* BEGIN DATA SECTION *

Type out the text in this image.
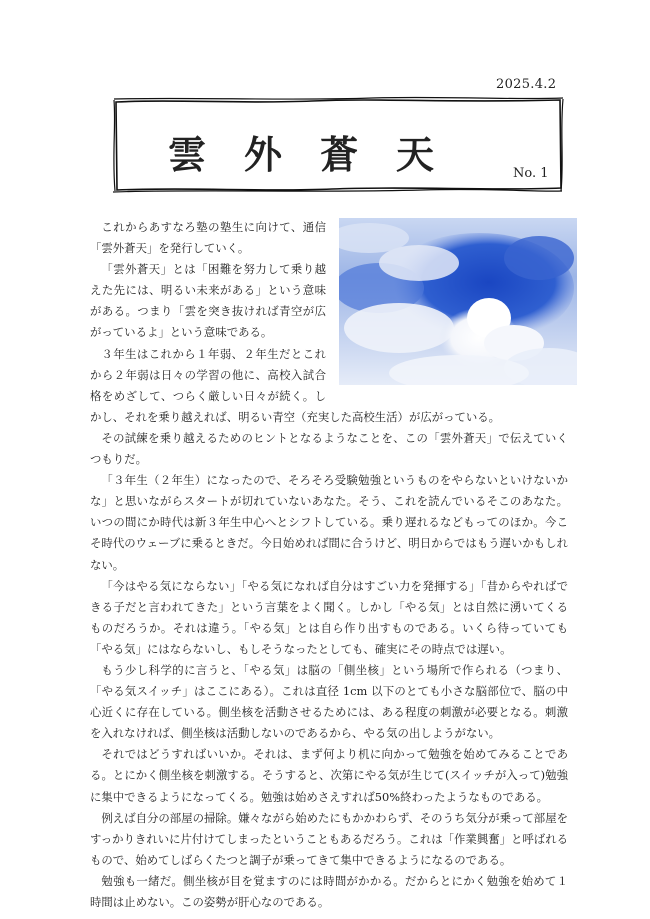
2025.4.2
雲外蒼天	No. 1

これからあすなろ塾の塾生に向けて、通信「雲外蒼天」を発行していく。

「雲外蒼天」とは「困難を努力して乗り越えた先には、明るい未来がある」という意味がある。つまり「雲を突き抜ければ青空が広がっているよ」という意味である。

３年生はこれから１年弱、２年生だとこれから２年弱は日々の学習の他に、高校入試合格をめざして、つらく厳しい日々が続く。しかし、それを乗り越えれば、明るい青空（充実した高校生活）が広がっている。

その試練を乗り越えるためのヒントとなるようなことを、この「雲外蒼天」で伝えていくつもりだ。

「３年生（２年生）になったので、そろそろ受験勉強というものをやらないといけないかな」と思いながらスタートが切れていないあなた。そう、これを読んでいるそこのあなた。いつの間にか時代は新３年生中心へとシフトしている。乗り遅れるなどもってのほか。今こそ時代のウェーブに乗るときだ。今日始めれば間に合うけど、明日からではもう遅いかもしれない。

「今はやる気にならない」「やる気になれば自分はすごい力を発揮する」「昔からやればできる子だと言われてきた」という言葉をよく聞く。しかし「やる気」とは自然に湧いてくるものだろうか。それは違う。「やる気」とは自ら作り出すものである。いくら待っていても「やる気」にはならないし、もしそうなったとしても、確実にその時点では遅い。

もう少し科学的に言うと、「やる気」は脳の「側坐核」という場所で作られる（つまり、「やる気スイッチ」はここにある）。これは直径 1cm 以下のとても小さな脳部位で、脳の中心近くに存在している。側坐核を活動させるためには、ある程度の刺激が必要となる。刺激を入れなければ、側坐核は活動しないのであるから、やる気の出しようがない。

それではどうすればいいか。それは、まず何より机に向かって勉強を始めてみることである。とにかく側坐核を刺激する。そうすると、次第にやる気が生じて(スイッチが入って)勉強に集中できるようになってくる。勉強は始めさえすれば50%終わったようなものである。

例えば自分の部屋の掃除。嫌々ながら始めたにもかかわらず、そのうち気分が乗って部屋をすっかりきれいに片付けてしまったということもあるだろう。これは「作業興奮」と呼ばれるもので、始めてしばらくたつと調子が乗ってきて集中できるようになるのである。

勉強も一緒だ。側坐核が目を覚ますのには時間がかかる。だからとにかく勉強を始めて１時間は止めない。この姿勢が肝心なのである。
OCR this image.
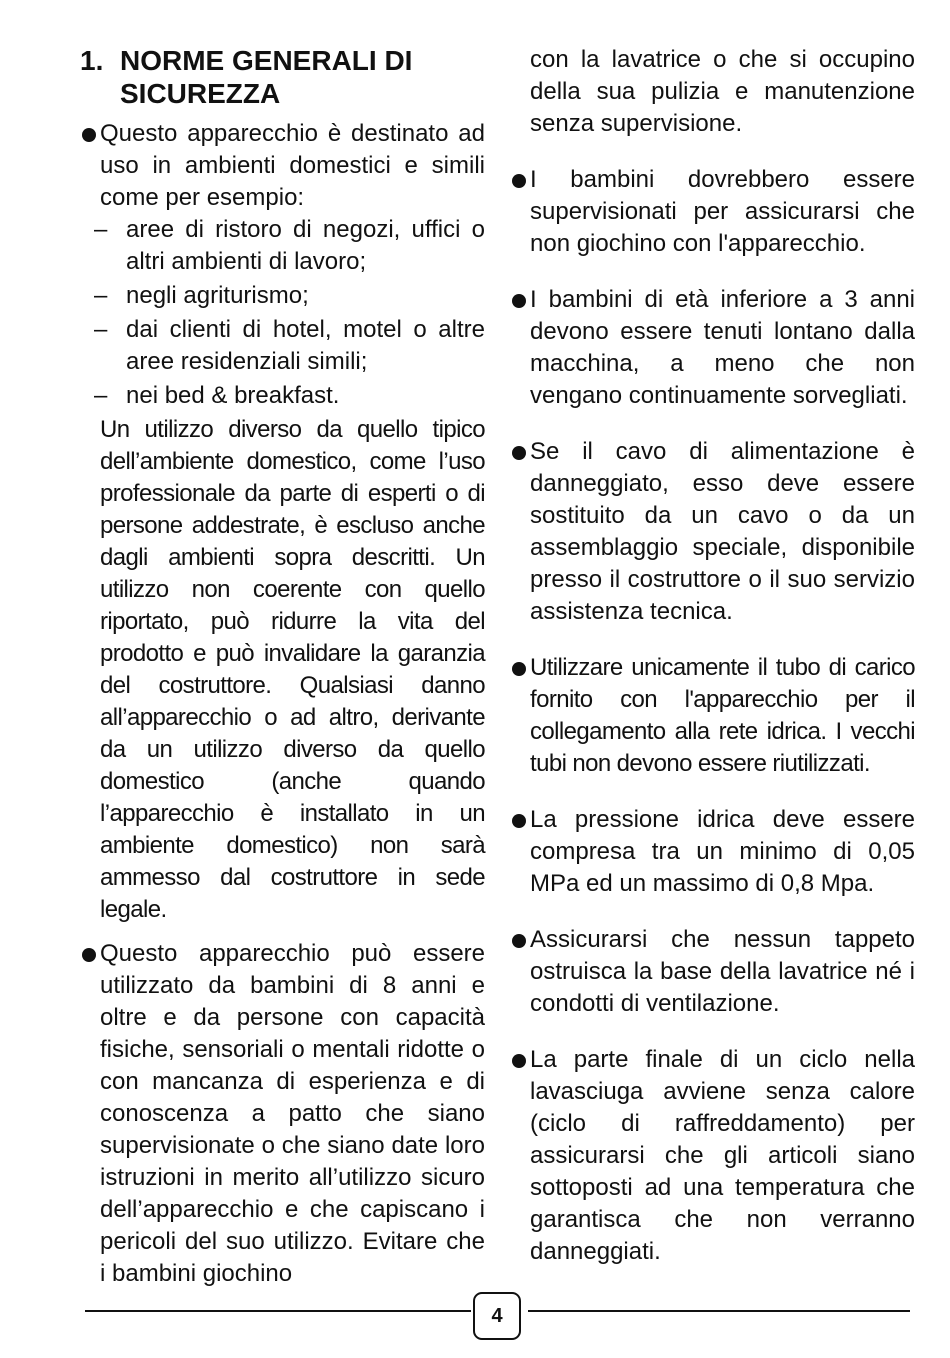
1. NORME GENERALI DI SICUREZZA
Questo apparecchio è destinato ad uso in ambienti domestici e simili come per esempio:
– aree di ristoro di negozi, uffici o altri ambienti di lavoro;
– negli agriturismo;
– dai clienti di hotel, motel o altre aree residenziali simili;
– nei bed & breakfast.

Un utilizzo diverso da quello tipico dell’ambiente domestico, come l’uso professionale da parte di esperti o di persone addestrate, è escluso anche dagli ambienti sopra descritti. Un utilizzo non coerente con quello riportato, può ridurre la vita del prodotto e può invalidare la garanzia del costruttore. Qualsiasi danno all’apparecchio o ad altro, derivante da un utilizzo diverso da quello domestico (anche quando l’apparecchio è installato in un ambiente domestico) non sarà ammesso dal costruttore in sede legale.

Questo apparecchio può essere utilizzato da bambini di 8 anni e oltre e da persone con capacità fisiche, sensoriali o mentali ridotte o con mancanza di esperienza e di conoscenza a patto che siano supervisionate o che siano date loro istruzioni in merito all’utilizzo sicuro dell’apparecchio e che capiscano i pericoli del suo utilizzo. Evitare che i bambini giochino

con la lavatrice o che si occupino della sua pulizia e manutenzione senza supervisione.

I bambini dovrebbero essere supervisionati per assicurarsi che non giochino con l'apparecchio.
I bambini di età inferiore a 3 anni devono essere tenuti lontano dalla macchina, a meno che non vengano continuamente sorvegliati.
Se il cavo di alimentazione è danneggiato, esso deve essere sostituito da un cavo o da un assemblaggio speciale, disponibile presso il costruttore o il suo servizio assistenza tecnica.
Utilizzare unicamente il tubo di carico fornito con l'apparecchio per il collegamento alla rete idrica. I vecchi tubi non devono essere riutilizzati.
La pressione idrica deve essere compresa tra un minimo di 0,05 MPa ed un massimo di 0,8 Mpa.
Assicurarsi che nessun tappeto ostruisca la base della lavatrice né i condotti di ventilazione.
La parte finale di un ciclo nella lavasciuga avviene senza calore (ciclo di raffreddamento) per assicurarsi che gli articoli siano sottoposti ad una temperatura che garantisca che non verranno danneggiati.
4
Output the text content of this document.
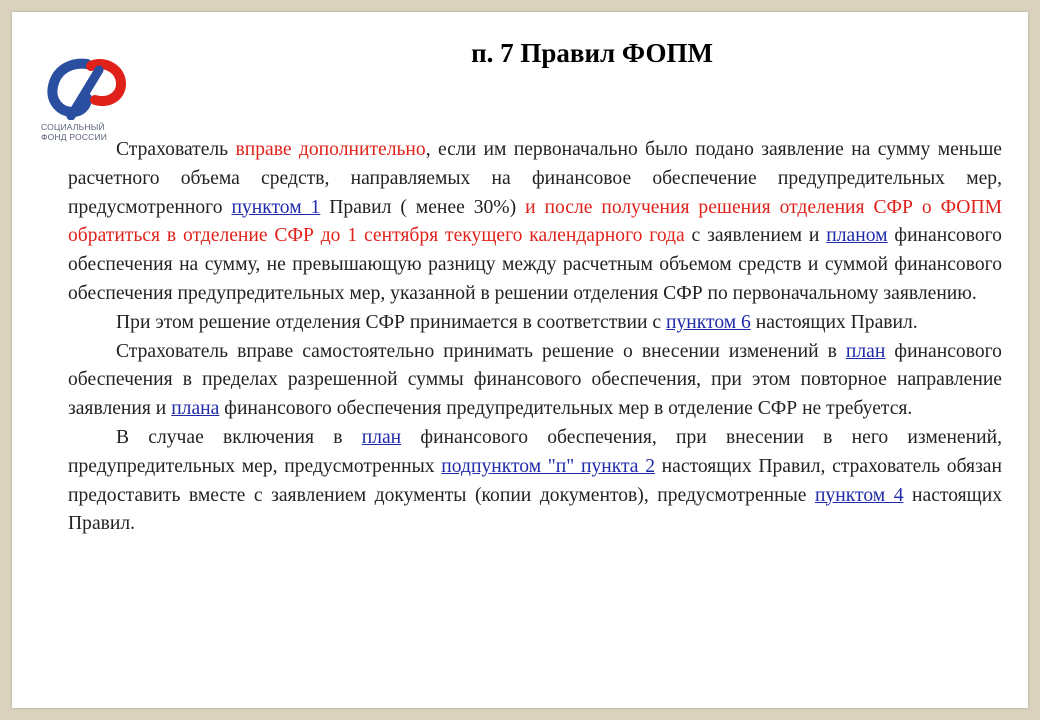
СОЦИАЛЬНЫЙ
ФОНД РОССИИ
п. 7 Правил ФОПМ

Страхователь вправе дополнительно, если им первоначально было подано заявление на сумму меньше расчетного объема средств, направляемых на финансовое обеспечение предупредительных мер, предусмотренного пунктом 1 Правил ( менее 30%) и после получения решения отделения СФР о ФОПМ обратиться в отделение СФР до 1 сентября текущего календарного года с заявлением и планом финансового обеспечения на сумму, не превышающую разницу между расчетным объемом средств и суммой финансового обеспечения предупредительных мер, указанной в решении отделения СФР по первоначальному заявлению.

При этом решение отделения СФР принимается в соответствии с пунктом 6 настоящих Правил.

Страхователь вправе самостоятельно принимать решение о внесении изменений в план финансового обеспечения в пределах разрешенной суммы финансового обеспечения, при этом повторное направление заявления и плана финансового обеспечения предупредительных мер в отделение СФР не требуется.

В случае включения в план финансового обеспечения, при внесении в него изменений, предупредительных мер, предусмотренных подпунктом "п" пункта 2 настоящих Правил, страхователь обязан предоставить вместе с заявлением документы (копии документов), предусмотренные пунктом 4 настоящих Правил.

* END DATA SECTION *

From start to finish, output the listing exactly, but omit its pictures.

Type out the text in this image.
2025.4.2
雲外蒼天	No. 1

これからあすなろ塾の塾生に向けて、通信「雲外蒼天」を発行していく。

「雲外蒼天」とは「困難を努力して乗り越えた先には、明るい未来がある」という意味がある。つまり「雲を突き抜ければ青空が広がっているよ」という意味である。

３年生はこれから１年弱、２年生だとこれから２年弱は日々の学習の他に、高校入試合格をめざして、つらく厳しい日々が続く。しかし、それを乗り越えれば、明るい青空（充実した高校生活）が広がっている。

その試練を乗り越えるためのヒントとなるようなことを、この「雲外蒼天」で伝えていくつもりだ。

「３年生（２年生）になったので、そろそろ受験勉強というものをやらないといけないかな」と思いながらスタートが切れていないあなた。そう、これを読んでいるそこのあなた。いつの間にか時代は新３年生中心へとシフトしている。乗り遅れるなどもってのほか。今こそ時代のウェーブに乗るときだ。今日始めれば間に合うけど、明日からではもう遅いかもしれない。

「今はやる気にならない」「やる気になれば自分はすごい力を発揮する」「昔からやればできる子だと言われてきた」という言葉をよく聞く。しかし「やる気」とは自然に湧いてくるものだろうか。それは違う。「やる気」とは自ら作り出すものである。いくら待っていても「やる気」にはならないし、もしそうなったとしても、確実にその時点では遅い。

もう少し科学的に言うと、「やる気」は脳の「側坐核」という場所で作られる（つまり、「やる気スイッチ」はここにある）。これは直径 1cm 以下のとても小さな脳部位で、脳の中心近くに存在している。側坐核を活動させるためには、ある程度の刺激が必要となる。刺激を入れなければ、側坐核は活動しないのであるから、やる気の出しようがない。

それではどうすればいいか。それは、まず何より机に向かって勉強を始めてみることである。とにかく側坐核を刺激する。そうすると、次第にやる気が生じて(スイッチが入って)勉強に集中できるようになってくる。勉強は始めさえすれば50%終わったようなものである。

例えば自分の部屋の掃除。嫌々ながら始めたにもかかわらず、そのうち気分が乗って部屋をすっかりきれいに片付けてしまったということもあるだろう。これは「作業興奮」と呼ばれるもので、始めてしばらくたつと調子が乗ってきて集中できるようになるのである。

勉強も一緒だ。側坐核が目を覚ますのには時間がかかる。だからとにかく勉強を始めて１時間は止めない。この姿勢が肝心なのである。
OCR this image.
1. NORME GENERALI DI SICUREZZA
Questo apparecchio è destinato ad uso in ambienti domestici e simili come per esempio:
– aree di ristoro di negozi, uffici o altri ambienti di lavoro;
– negli agriturismo;
– dai clienti di hotel, motel o altre aree residenziali simili;
– nei bed & breakfast.

Un utilizzo diverso da quello tipico dell’ambiente domestico, come l’uso professionale da parte di esperti o di persone addestrate, è escluso anche dagli ambienti sopra descritti. Un utilizzo non coerente con quello riportato, può ridurre la vita del prodotto e può invalidare la garanzia del costruttore. Qualsiasi danno all’apparecchio o ad altro, derivante da un utilizzo diverso da quello domestico (anche quando l’apparecchio è installato in un ambiente domestico) non sarà ammesso dal costruttore in sede legale.

Questo apparecchio può essere utilizzato da bambini di 8 anni e oltre e da persone con capacità fisiche, sensoriali o mentali ridotte o con mancanza di esperienza e di conoscenza a patto che siano supervisionate o che siano date loro istruzioni in merito all’utilizzo sicuro dell’apparecchio e che capiscano i pericoli del suo utilizzo. Evitare che i bambini giochino

con la lavatrice o che si occupino della sua pulizia e manutenzione senza supervisione.

I bambini dovrebbero essere supervisionati per assicurarsi che non giochino con l'apparecchio.
I bambini di età inferiore a 3 anni devono essere tenuti lontano dalla macchina, a meno che non vengano continuamente sorvegliati.
Se il cavo di alimentazione è danneggiato, esso deve essere sostituito da un cavo o da un assemblaggio speciale, disponibile presso il costruttore o il suo servizio assistenza tecnica.
Utilizzare unicamente il tubo di carico fornito con l'apparecchio per il collegamento alla rete idrica. I vecchi tubi non devono essere riutilizzati.
La pressione idrica deve essere compresa tra un minimo di 0,05 MPa ed un massimo di 0,8 Mpa.
Assicurarsi che nessun tappeto ostruisca la base della lavatrice né i condotti di ventilazione.
La parte finale di un ciclo nella lavasciuga avviene senza calore (ciclo di raffreddamento) per assicurarsi che gli articoli siano sottoposti ad una temperatura che garantisca che non verranno danneggiati.
4
Output the text content of this document.
СОЦИАЛЬНЫЙ
ФОНД РОССИИ
п. 7 Правил ФОПМ

Страхователь вправе дополнительно, если им первоначально было подано заявление на сумму меньше расчетного объема средств, направляемых на финансовое обеспечение предупредительных мер, предусмотренного пунктом 1 Правил ( менее 30%) и после получения решения отделения СФР о ФОПМ обратиться в отделение СФР до 1 сентября текущего календарного года с заявлением и планом финансового обеспечения на сумму, не превышающую разницу между расчетным объемом средств и суммой финансового обеспечения предупредительных мер, указанной в решении отделения СФР по первоначальному заявлению.

При этом решение отделения СФР принимается в соответствии с пунктом 6 настоящих Правил.

Страхователь вправе самостоятельно принимать решение о внесении изменений в план финансового обеспечения в пределах разрешенной суммы финансового обеспечения, при этом повторное направление заявления и плана финансового обеспечения предупредительных мер в отделение СФР не требуется.

В случае включения в план финансового обеспечения, при внесении в него изменений, предупредительных мер, предусмотренных подпунктом "п" пункта 2 настоящих Правил, страхователь обязан предоставить вместе с заявлением документы (копии документов), предусмотренные пунктом 4 настоящих Правил.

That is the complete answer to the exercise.